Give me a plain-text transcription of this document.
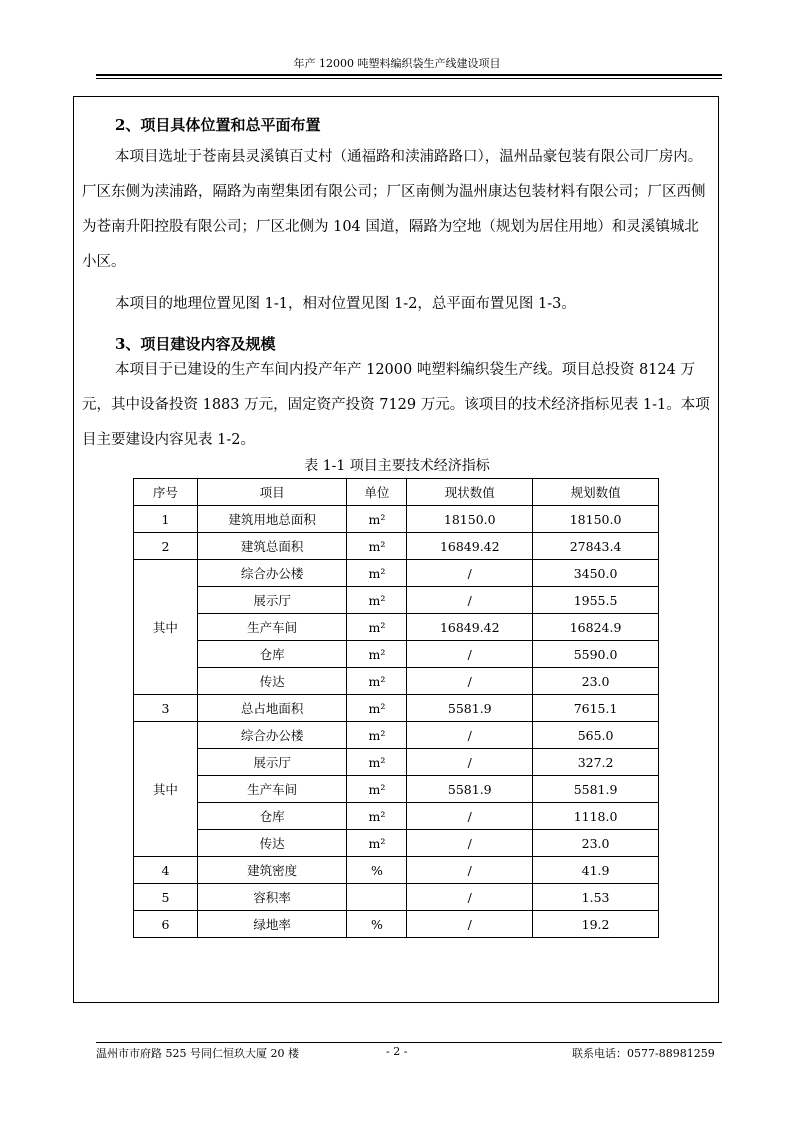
年产 12000 吨塑料编织袋生产线建设项目
2、项目具体位置和总平面布置
本项目选址于苍南县灵溪镇百丈村（通福路和渎浦路路口），温州品豪包装有限公司厂房内。厂区东侧为渎浦路，隔路为南塑集团有限公司；厂区南侧为温州康达包装材料有限公司；厂区西侧为苍南升阳控股有限公司；厂区北侧为 104 国道，隔路为空地（规划为居住用地）和灵溪镇城北小区。
本项目的地理位置见图 1-1，相对位置见图 1-2，总平面布置见图 1-3。
3、项目建设内容及规模
本项目于已建设的生产车间内投产年产 12000 吨塑料编织袋生产线。项目总投资 8124 万元，其中设备投资 1883 万元，固定资产投资 7129 万元。该项目的技术经济指标见表 1-1。本项目主要建设内容见表 1-2。
表 1-1 项目主要技术经济指标
序号	项目	单位	现状数值	规划数值
1	建筑用地总面积	m²	18150.0	18150.0
2	建筑总面积	m²	16849.42	27843.4
其中	综合办公楼	m²	/	3450.0
	展示厅	m²	/	1955.5
	生产车间	m²	16849.42	16824.9
	仓库	m²	/	5590.0
	传达	m²	/	23.0
3	总占地面积	m²	5581.9	7615.1
其中	综合办公楼	m²	/	565.0
	展示厅	m²	/	327.2
	生产车间	m²	5581.9	5581.9
	仓库	m²	/	1118.0
	传达	m²	/	23.0
4	建筑密度	%	/	41.9
5	容积率		/	1.53
6	绿地率	%	/	19.2
温州市市府路 525 号同仁恒玖大厦 20 楼	- 2 -	联系电话：0577-88981259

----

◆ **Work required**
Write out all the records again, exactly, minus any pictures.

◆ **Solution to the problem**
Give me a plain-text transcription of this document.
年产 12000 吨塑料编织袋生产线建设项目
2、项目具体位置和总平面布置
本项目选址于苍南县灵溪镇百丈村（通福路和渎浦路路口），温州品豪包装有限公司厂房内。厂区东侧为渎浦路，隔路为南塑集团有限公司；厂区南侧为温州康达包装材料有限公司；厂区西侧为苍南升阳控股有限公司；厂区北侧为 104 国道，隔路为空地（规划为居住用地）和灵溪镇城北小区。
本项目的地理位置见图 1-1，相对位置见图 1-2，总平面布置见图 1-3。
3、项目建设内容及规模
本项目于已建设的生产车间内投产年产 12000 吨塑料编织袋生产线。项目总投资 8124 万元，其中设备投资 1883 万元，固定资产投资 7129 万元。该项目的技术经济指标见表 1-1。本项目主要建设内容见表 1-2。
表 1-1 项目主要技术经济指标
序号	项目	单位	现状数值	规划数值
1	建筑用地总面积	m²	18150.0	18150.0
2	建筑总面积	m²	16849.42	27843.4
其中	综合办公楼	m²	/	3450.0
	展示厅	m²	/	1955.5
	生产车间	m²	16849.42	16824.9
	仓库	m²	/	5590.0
	传达	m²	/	23.0
3	总占地面积	m²	5581.9	7615.1
其中	综合办公楼	m²	/	565.0
	展示厅	m²	/	327.2
	生产车间	m²	5581.9	5581.9
	仓库	m²	/	1118.0
	传达	m²	/	23.0
4	建筑密度	%	/	41.9
5	容积率		/	1.53
6	绿地率	%	/	19.2
温州市市府路 525 号同仁恒玖大厦 20 楼	- 2 -	联系电话：0577-88981259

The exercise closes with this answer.